> WHAT NEEDS TO BE DONE
Print the records below word for word, but leave out the pictures.

Start of DATA PROVIDED

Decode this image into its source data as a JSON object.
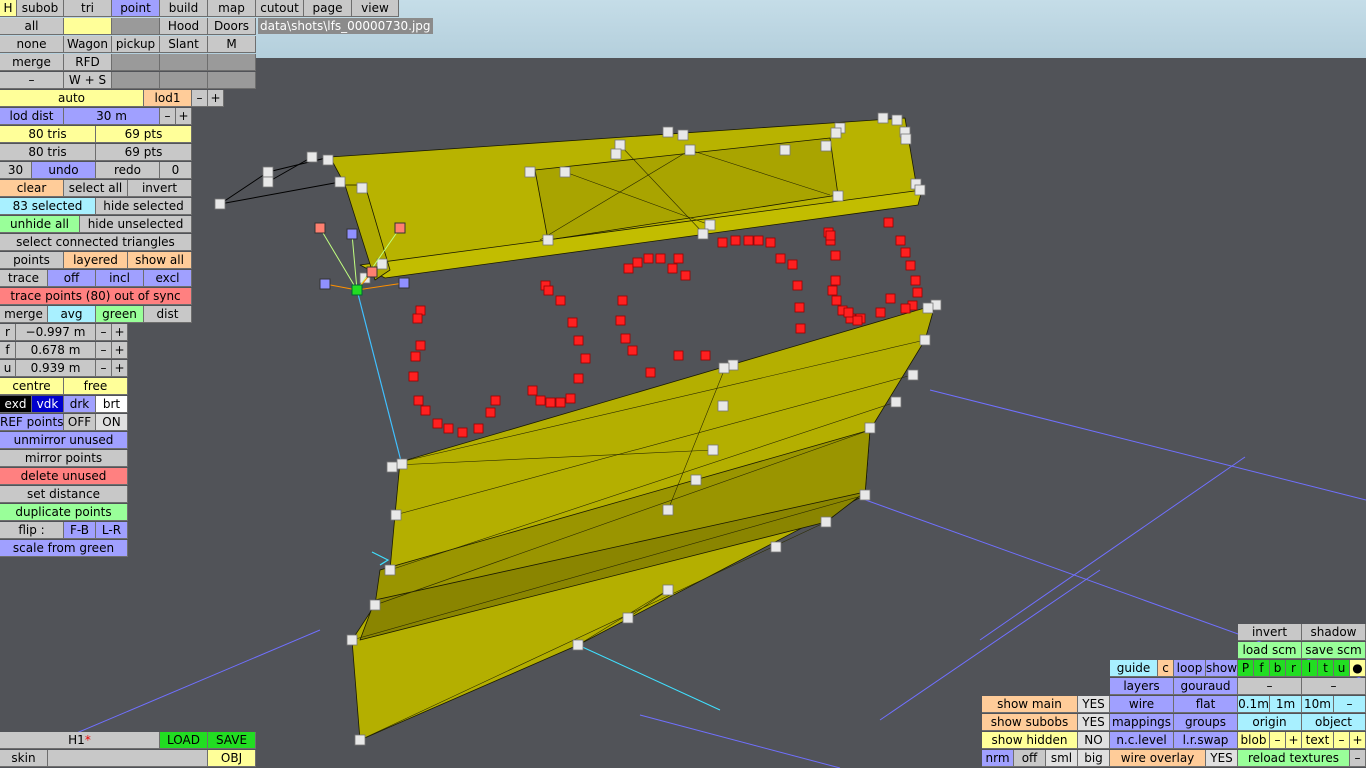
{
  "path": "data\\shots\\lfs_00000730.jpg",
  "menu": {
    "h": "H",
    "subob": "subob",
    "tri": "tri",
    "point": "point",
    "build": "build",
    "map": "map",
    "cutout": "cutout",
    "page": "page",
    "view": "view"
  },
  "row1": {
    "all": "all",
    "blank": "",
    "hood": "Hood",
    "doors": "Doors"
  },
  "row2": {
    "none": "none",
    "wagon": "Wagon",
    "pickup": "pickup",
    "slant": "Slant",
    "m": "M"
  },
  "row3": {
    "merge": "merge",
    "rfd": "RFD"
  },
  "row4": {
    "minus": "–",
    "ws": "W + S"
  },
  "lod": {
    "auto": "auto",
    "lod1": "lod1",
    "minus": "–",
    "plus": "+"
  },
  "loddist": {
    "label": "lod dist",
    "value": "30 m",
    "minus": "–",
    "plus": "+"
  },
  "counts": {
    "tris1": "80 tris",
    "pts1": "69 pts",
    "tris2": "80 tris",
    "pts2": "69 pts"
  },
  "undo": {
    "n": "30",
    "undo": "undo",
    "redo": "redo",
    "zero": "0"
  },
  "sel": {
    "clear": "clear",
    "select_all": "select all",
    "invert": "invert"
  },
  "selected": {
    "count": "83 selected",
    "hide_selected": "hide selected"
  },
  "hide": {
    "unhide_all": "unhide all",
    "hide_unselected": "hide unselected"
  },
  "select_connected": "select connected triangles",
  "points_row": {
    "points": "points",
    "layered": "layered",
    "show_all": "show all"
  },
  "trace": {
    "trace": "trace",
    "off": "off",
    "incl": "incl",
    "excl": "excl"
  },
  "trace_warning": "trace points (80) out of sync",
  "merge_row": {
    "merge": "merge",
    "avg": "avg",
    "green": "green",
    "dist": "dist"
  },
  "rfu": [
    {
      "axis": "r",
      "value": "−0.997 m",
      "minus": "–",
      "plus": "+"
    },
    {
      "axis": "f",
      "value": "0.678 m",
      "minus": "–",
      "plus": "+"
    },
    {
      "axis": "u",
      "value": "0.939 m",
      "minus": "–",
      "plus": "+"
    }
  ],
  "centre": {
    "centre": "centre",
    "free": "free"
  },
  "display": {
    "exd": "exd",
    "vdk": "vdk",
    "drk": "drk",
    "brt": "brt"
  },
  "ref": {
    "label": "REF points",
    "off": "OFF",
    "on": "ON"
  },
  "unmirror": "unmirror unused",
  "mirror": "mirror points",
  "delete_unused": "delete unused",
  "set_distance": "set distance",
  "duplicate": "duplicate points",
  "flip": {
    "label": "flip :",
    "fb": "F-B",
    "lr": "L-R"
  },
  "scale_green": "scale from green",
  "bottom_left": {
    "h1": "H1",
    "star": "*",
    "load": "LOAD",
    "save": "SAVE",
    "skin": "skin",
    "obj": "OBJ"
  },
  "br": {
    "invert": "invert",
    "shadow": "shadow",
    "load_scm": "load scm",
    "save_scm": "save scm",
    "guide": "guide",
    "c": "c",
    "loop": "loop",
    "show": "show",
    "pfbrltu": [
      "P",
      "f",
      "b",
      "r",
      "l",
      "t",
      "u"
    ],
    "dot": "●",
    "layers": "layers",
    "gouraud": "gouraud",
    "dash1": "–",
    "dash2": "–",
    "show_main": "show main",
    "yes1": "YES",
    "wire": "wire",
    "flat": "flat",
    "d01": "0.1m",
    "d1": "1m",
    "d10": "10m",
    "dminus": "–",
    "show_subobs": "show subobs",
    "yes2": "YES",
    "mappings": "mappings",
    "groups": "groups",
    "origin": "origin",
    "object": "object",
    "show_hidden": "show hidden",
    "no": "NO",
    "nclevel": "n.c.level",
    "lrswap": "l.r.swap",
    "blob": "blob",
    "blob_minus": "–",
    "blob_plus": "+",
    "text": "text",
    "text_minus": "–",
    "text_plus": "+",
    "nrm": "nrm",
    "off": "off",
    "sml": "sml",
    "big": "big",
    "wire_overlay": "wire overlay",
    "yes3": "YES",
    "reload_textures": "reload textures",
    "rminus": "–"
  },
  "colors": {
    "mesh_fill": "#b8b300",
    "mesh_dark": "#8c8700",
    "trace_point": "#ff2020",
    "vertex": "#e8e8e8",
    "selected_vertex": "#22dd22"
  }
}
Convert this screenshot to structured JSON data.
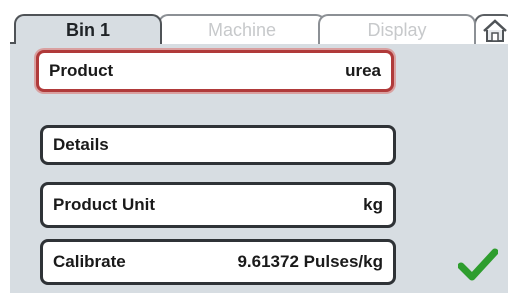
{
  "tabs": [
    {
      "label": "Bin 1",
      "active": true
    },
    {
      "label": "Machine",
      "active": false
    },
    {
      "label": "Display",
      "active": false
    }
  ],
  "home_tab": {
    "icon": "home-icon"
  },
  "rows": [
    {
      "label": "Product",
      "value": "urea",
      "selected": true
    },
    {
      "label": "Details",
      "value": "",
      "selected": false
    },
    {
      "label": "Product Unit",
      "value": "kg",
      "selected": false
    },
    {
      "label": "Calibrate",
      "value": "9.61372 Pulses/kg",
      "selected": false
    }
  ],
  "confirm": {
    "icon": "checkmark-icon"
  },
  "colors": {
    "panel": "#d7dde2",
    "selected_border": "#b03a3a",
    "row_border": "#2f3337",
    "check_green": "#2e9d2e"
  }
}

End of DATA PROVIDED

> COMPLETED TASK
Decode this image into its source data as a JSON object.
{
  "path": "data\\shots\\lfs_00000730.jpg",
  "menu": {
    "h": "H",
    "subob": "subob",
    "tri": "tri",
    "point": "point",
    "build": "build",
    "map": "map",
    "cutout": "cutout",
    "page": "page",
    "view": "view"
  },
  "row1": {
    "all": "all",
    "blank": "",
    "hood": "Hood",
    "doors": "Doors"
  },
  "row2": {
    "none": "none",
    "wagon": "Wagon",
    "pickup": "pickup",
    "slant": "Slant",
    "m": "M"
  },
  "row3": {
    "merge": "merge",
    "rfd": "RFD"
  },
  "row4": {
    "minus": "–",
    "ws": "W + S"
  },
  "lod": {
    "auto": "auto",
    "lod1": "lod1",
    "minus": "–",
    "plus": "+"
  },
  "loddist": {
    "label": "lod dist",
    "value": "30 m",
    "minus": "–",
    "plus": "+"
  },
  "counts": {
    "tris1": "80 tris",
    "pts1": "69 pts",
    "tris2": "80 tris",
    "pts2": "69 pts"
  },
  "undo": {
    "n": "30",
    "undo": "undo",
    "redo": "redo",
    "zero": "0"
  },
  "sel": {
    "clear": "clear",
    "select_all": "select all",
    "invert": "invert"
  },
  "selected": {
    "count": "83 selected",
    "hide_selected": "hide selected"
  },
  "hide": {
    "unhide_all": "unhide all",
    "hide_unselected": "hide unselected"
  },
  "select_connected": "select connected triangles",
  "points_row": {
    "points": "points",
    "layered": "layered",
    "show_all": "show all"
  },
  "trace": {
    "trace": "trace",
    "off": "off",
    "incl": "incl",
    "excl": "excl"
  },
  "trace_warning": "trace points (80) out of sync",
  "merge_row": {
    "merge": "merge",
    "avg": "avg",
    "green": "green",
    "dist": "dist"
  },
  "rfu": [
    {
      "axis": "r",
      "value": "−0.997 m",
      "minus": "–",
      "plus": "+"
    },
    {
      "axis": "f",
      "value": "0.678 m",
      "minus": "–",
      "plus": "+"
    },
    {
      "axis": "u",
      "value": "0.939 m",
      "minus": "–",
      "plus": "+"
    }
  ],
  "centre": {
    "centre": "centre",
    "free": "free"
  },
  "display": {
    "exd": "exd",
    "vdk": "vdk",
    "drk": "drk",
    "brt": "brt"
  },
  "ref": {
    "label": "REF points",
    "off": "OFF",
    "on": "ON"
  },
  "unmirror": "unmirror unused",
  "mirror": "mirror points",
  "delete_unused": "delete unused",
  "set_distance": "set distance",
  "duplicate": "duplicate points",
  "flip": {
    "label": "flip :",
    "fb": "F-B",
    "lr": "L-R"
  },
  "scale_green": "scale from green",
  "bottom_left": {
    "h1": "H1",
    "star": "*",
    "load": "LOAD",
    "save": "SAVE",
    "skin": "skin",
    "obj": "OBJ"
  },
  "br": {
    "invert": "invert",
    "shadow": "shadow",
    "load_scm": "load scm",
    "save_scm": "save scm",
    "guide": "guide",
    "c": "c",
    "loop": "loop",
    "show": "show",
    "pfbrltu": [
      "P",
      "f",
      "b",
      "r",
      "l",
      "t",
      "u"
    ],
    "dot": "●",
    "layers": "layers",
    "gouraud": "gouraud",
    "dash1": "–",
    "dash2": "–",
    "show_main": "show main",
    "yes1": "YES",
    "wire": "wire",
    "flat": "flat",
    "d01": "0.1m",
    "d1": "1m",
    "d10": "10m",
    "dminus": "–",
    "show_subobs": "show subobs",
    "yes2": "YES",
    "mappings": "mappings",
    "groups": "groups",
    "origin": "origin",
    "object": "object",
    "show_hidden": "show hidden",
    "no": "NO",
    "nclevel": "n.c.level",
    "lrswap": "l.r.swap",
    "blob": "blob",
    "blob_minus": "–",
    "blob_plus": "+",
    "text": "text",
    "text_minus": "–",
    "text_plus": "+",
    "nrm": "nrm",
    "off": "off",
    "sml": "sml",
    "big": "big",
    "wire_overlay": "wire overlay",
    "yes3": "YES",
    "reload_textures": "reload textures",
    "rminus": "–"
  },
  "colors": {
    "mesh_fill": "#b8b300",
    "mesh_dark": "#8c8700",
    "trace_point": "#ff2020",
    "vertex": "#e8e8e8",
    "selected_vertex": "#22dd22"
  }
}
Convert this screenshot to structured JSON data.
{
  "tabs": [
    {
      "label": "Bin 1",
      "active": true
    },
    {
      "label": "Machine",
      "active": false
    },
    {
      "label": "Display",
      "active": false
    }
  ],
  "home_tab": {
    "icon": "home-icon"
  },
  "rows": [
    {
      "label": "Product",
      "value": "urea",
      "selected": true
    },
    {
      "label": "Details",
      "value": "",
      "selected": false
    },
    {
      "label": "Product Unit",
      "value": "kg",
      "selected": false
    },
    {
      "label": "Calibrate",
      "value": "9.61372 Pulses/kg",
      "selected": false
    }
  ],
  "confirm": {
    "icon": "checkmark-icon"
  },
  "colors": {
    "panel": "#d7dde2",
    "selected_border": "#b03a3a",
    "row_border": "#2f3337",
    "check_green": "#2e9d2e"
  }
}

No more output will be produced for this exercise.